* _Task statement_:
Below are the records; pull every line that includes "alerts".

***

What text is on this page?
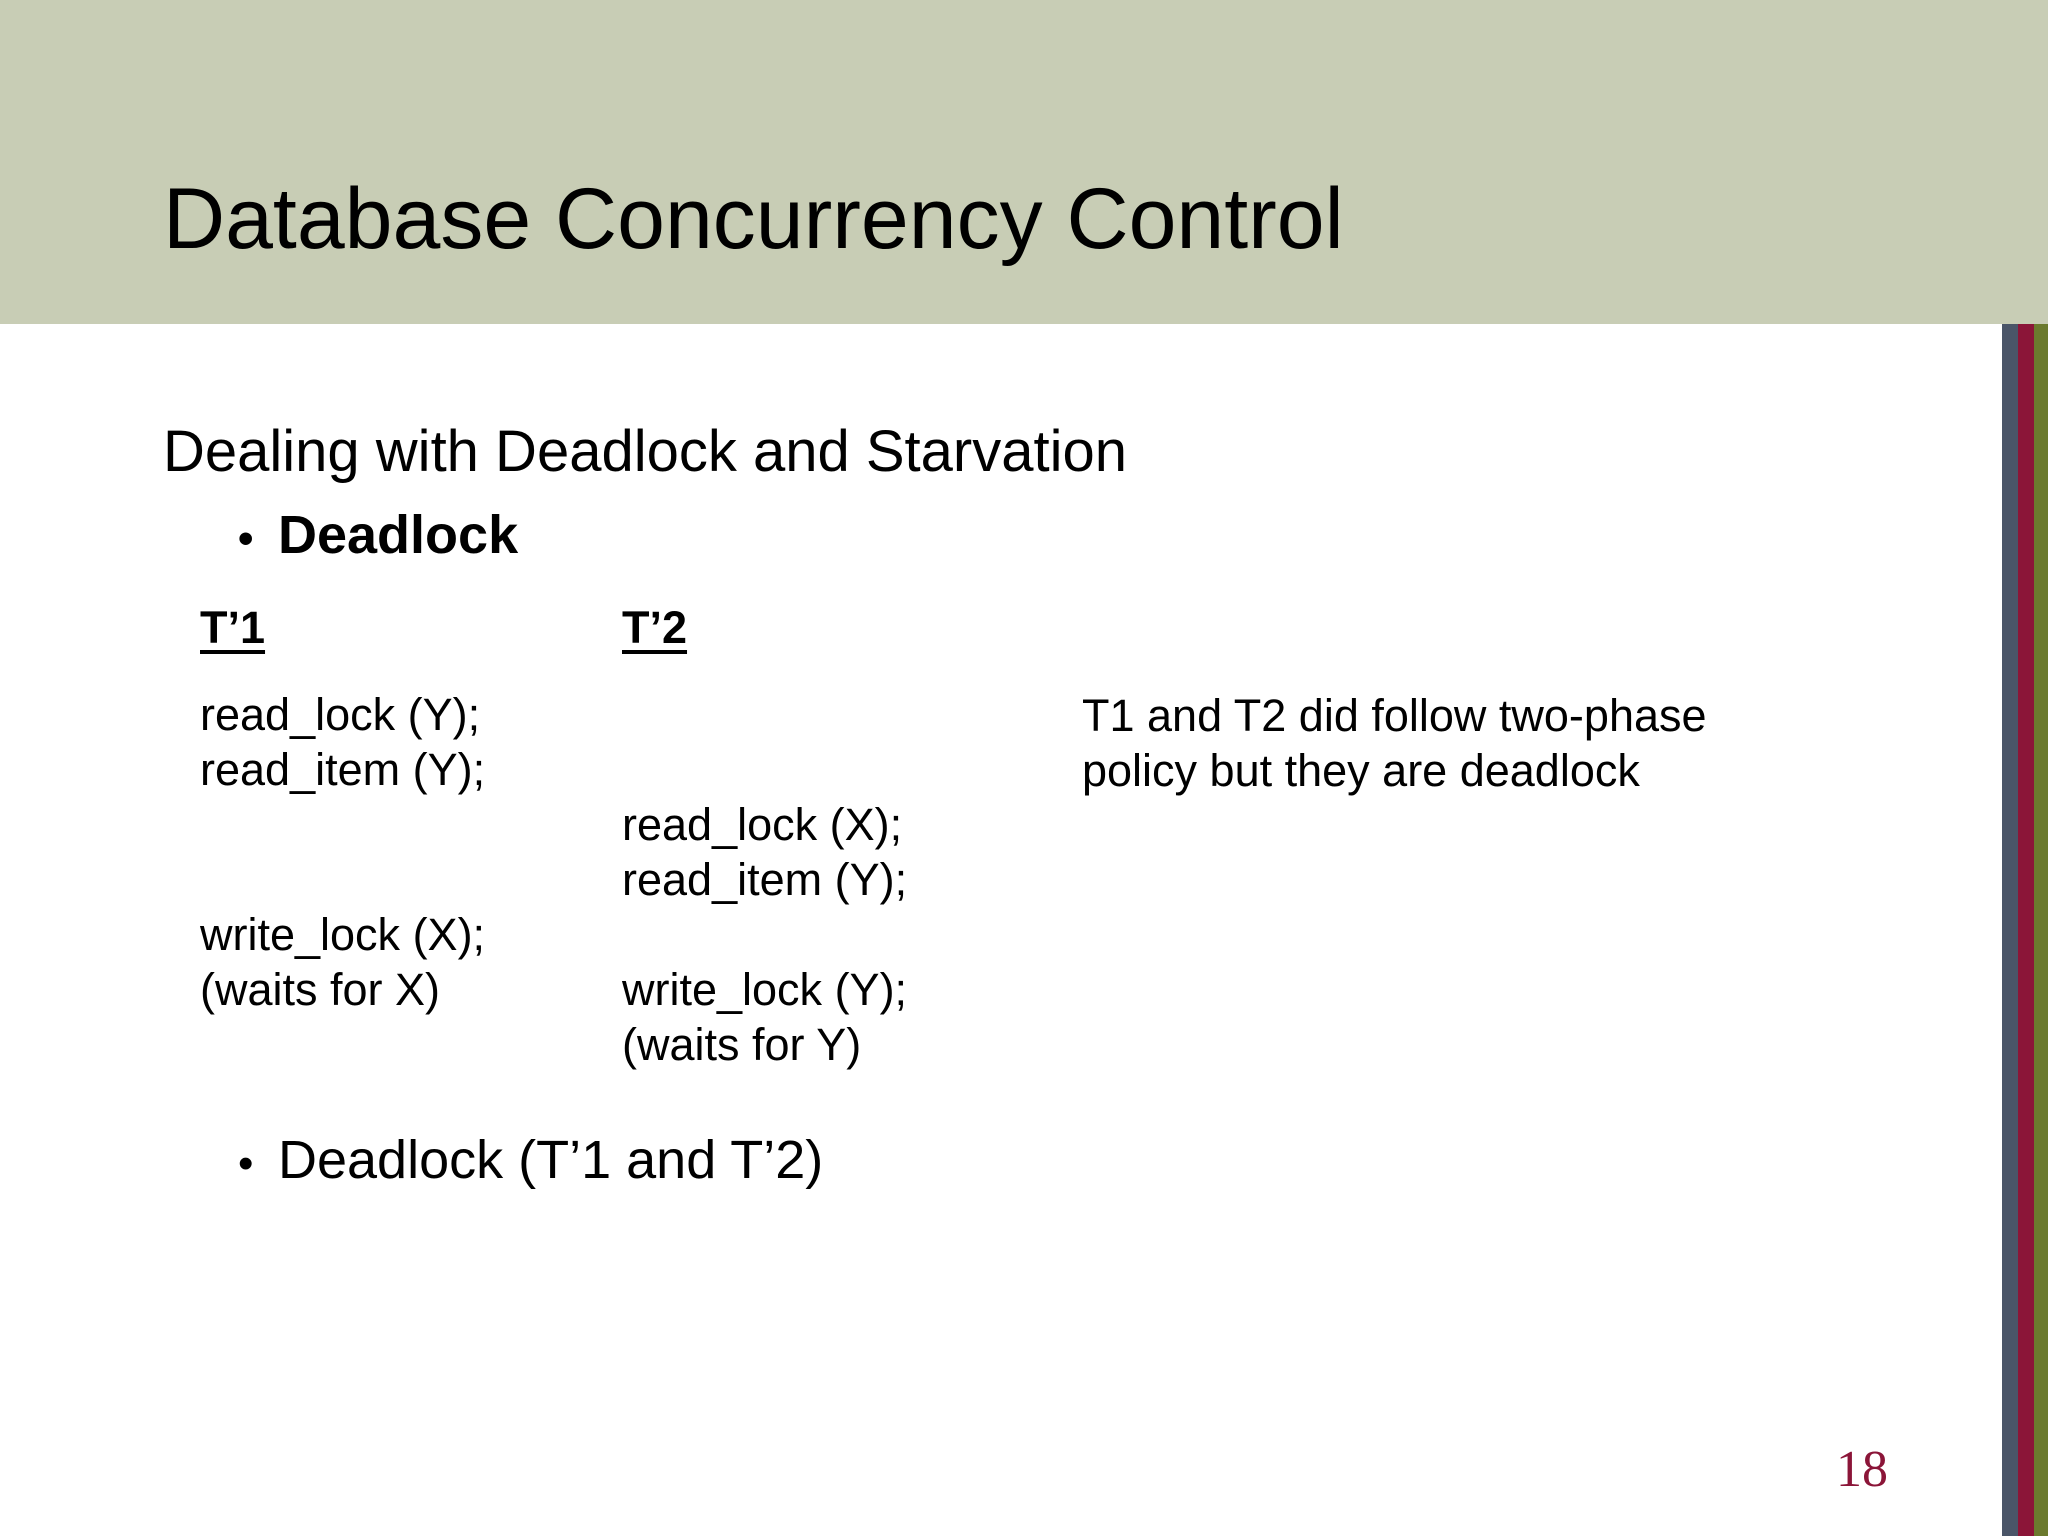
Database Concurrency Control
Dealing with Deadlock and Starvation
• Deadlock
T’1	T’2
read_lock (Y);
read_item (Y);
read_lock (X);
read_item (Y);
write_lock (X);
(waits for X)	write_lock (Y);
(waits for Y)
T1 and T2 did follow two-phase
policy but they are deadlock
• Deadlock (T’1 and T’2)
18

***

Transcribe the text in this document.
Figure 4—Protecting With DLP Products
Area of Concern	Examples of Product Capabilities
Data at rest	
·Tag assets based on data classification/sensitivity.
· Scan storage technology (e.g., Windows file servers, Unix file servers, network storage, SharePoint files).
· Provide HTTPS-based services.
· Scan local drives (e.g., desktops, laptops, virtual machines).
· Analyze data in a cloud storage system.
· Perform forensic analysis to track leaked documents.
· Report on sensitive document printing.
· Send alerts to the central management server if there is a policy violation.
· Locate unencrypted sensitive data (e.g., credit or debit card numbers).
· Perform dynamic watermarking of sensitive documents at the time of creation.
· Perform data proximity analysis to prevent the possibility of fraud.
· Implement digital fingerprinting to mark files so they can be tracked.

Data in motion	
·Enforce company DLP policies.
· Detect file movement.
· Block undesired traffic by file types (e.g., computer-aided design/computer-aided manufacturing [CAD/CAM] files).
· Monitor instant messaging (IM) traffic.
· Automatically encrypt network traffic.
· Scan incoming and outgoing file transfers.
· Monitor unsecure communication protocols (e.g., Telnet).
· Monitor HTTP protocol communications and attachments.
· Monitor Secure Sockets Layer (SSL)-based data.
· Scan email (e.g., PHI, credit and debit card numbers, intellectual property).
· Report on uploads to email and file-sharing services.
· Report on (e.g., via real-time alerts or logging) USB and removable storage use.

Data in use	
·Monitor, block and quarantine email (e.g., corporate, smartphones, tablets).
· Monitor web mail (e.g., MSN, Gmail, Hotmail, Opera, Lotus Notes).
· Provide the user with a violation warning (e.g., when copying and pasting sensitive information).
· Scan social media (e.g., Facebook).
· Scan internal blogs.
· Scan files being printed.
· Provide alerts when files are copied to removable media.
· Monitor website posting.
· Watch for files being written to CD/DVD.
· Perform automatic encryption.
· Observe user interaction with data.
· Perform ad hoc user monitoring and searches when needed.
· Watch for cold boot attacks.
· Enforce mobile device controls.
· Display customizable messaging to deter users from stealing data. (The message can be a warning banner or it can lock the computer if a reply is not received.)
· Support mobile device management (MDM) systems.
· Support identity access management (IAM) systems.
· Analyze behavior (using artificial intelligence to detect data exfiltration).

***

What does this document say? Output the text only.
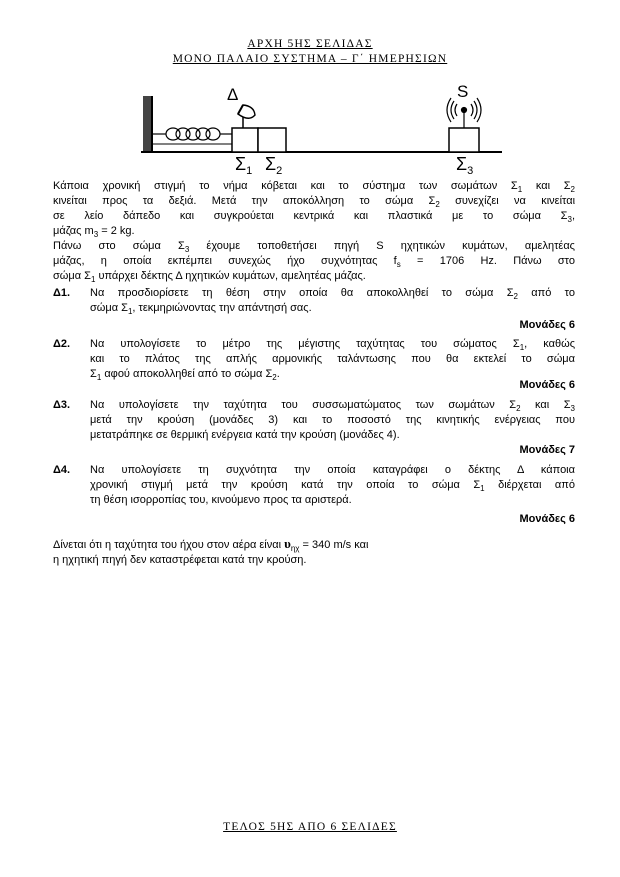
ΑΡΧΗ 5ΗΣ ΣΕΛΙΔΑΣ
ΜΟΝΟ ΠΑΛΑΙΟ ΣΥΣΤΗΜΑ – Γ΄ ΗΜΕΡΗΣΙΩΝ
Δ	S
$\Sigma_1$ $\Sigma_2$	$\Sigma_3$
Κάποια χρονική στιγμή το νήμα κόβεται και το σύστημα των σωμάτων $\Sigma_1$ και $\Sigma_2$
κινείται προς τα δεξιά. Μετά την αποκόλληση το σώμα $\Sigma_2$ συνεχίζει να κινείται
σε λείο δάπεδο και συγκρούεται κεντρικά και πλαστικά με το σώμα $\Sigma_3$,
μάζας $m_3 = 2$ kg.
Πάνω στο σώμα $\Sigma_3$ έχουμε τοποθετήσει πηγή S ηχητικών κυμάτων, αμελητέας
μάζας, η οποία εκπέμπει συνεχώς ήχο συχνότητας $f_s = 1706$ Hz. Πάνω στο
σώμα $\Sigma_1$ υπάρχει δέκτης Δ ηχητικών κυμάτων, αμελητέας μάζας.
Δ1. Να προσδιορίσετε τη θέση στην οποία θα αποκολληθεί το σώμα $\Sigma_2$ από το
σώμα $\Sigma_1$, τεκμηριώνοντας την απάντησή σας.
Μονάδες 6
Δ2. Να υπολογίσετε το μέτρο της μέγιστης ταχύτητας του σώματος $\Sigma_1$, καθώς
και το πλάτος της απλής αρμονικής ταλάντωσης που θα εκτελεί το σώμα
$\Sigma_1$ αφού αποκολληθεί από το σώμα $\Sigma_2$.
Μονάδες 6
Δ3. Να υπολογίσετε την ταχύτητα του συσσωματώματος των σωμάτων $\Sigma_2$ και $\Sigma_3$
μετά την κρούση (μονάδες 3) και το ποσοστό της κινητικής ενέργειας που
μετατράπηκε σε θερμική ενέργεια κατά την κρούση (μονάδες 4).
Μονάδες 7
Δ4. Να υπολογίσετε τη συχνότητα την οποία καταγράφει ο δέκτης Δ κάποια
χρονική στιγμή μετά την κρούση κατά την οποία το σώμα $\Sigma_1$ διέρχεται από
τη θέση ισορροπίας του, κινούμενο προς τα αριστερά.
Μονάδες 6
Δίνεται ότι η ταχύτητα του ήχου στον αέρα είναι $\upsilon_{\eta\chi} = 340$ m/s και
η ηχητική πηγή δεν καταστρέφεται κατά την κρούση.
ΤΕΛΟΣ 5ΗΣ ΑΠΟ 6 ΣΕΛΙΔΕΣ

***

* _Result of this task_:
· Send alerts to the central management server if there is a policy violation.
· Report on (e.g., via real-time alerts or logging) USB and removable storage use.
· Provide alerts when files are copied to removable media.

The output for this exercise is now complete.